GOAL:
In the material below, list every line carrying the string "control".

(Some records)
#####

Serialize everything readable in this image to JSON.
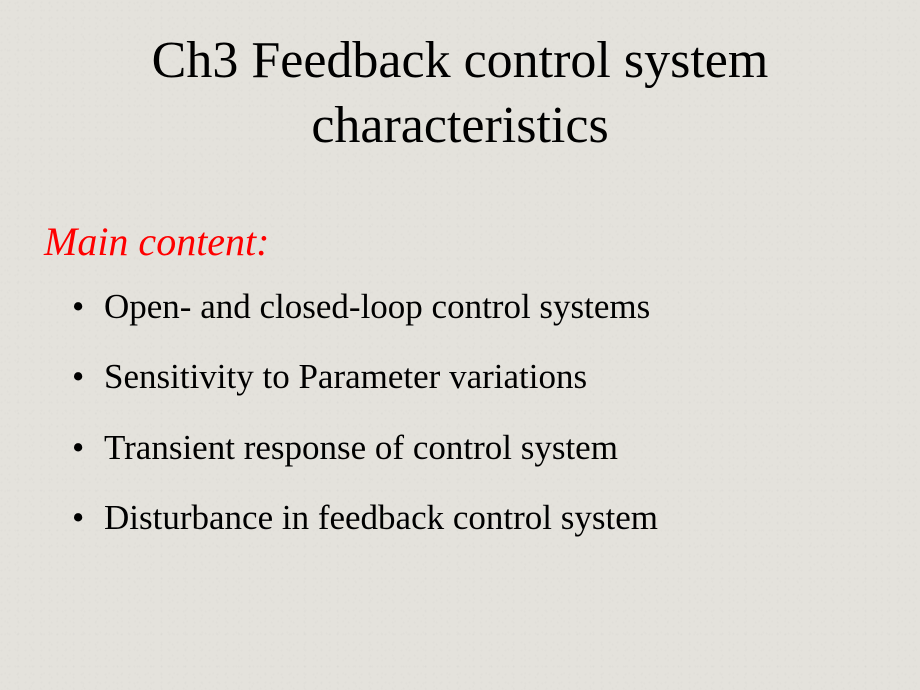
{
  "slide": {
    "title_line1": "Ch3   Feedback control system",
    "title_line2": "characteristics",
    "subtitle": "Main content:",
    "bullets": [
      "Open- and closed-loop control systems",
      "Sensitivity to Parameter variations",
      "Transient response of control system",
      "Disturbance in feedback control system"
    ]
  },
  "style": {
    "background_color": "#e4e2dc",
    "title_color": "#000000",
    "title_fontsize": 52,
    "subtitle_color": "#ff0000",
    "subtitle_fontsize": 40,
    "bullet_color": "#000000",
    "bullet_fontsize": 35,
    "font_family": "Times New Roman"
  }
}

#####

PROBLEM SOLUTION:
    "title_line1": "Ch3   Feedback control system",
      "Open- and closed-loop control systems",
      "Transient response of control system",
      "Disturbance in feedback control system"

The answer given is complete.